→ What is required
Pictures do not belong in the copy; restate the records below word for word.

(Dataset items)

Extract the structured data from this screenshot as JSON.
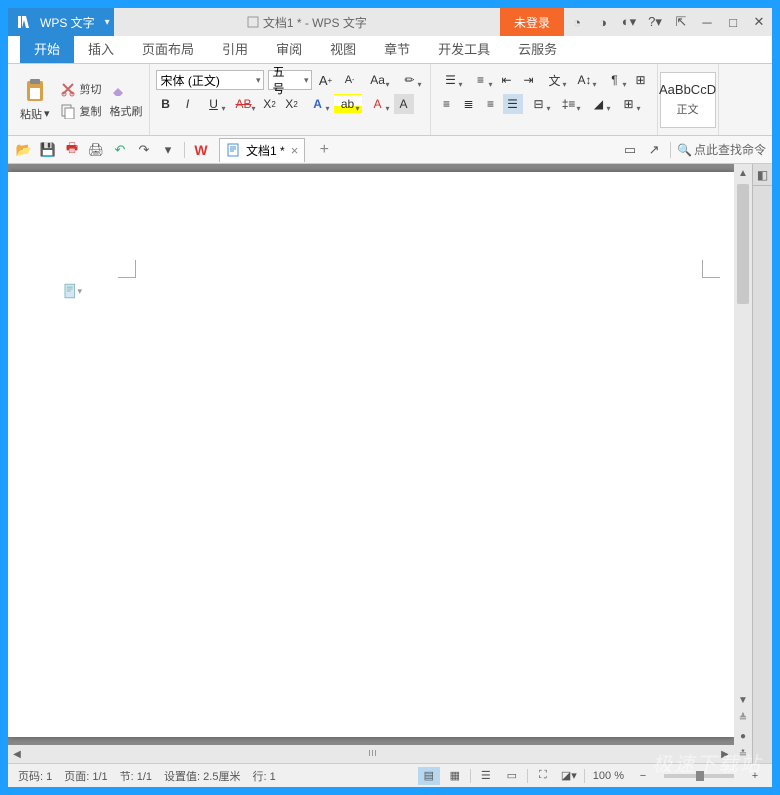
{
  "titlebar": {
    "app_name": "WPS 文字",
    "doc_title": "文档1 * - WPS 文字",
    "login_label": "未登录"
  },
  "menu": {
    "tabs": [
      "开始",
      "插入",
      "页面布局",
      "引用",
      "审阅",
      "视图",
      "章节",
      "开发工具",
      "云服务"
    ]
  },
  "ribbon": {
    "paste_label": "粘贴",
    "cut_label": "剪切",
    "copy_label": "复制",
    "format_painter_label": "格式刷",
    "font_name": "宋体 (正文)",
    "font_size": "五号",
    "style_preview": "AaBbCcD",
    "style_name": "正文"
  },
  "doctab": {
    "name": "文档1 *"
  },
  "search": {
    "placeholder": "点此查找命令"
  },
  "status": {
    "page_no": "页码: 1",
    "page_count": "页面: 1/1",
    "section": "节: 1/1",
    "setting": "设置值: 2.5厘米",
    "line": "行: 1",
    "zoom": "100 %"
  },
  "watermark": "极速下载站"
}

→ Task answer
Extract the structured data from this screenshot as JSON.
{
  "titlebar": {
    "app_name": "WPS 文字",
    "doc_title": "文档1 * - WPS 文字",
    "login_label": "未登录"
  },
  "menu": {
    "tabs": [
      "开始",
      "插入",
      "页面布局",
      "引用",
      "审阅",
      "视图",
      "章节",
      "开发工具",
      "云服务"
    ]
  },
  "ribbon": {
    "paste_label": "粘贴",
    "cut_label": "剪切",
    "copy_label": "复制",
    "format_painter_label": "格式刷",
    "font_name": "宋体 (正文)",
    "font_size": "五号",
    "style_preview": "AaBbCcD",
    "style_name": "正文"
  },
  "doctab": {
    "name": "文档1 *"
  },
  "search": {
    "placeholder": "点此查找命令"
  },
  "status": {
    "page_no": "页码: 1",
    "page_count": "页面: 1/1",
    "section": "节: 1/1",
    "setting": "设置值: 2.5厘米",
    "line": "行: 1",
    "zoom": "100 %"
  },
  "watermark": "极速下载站"
}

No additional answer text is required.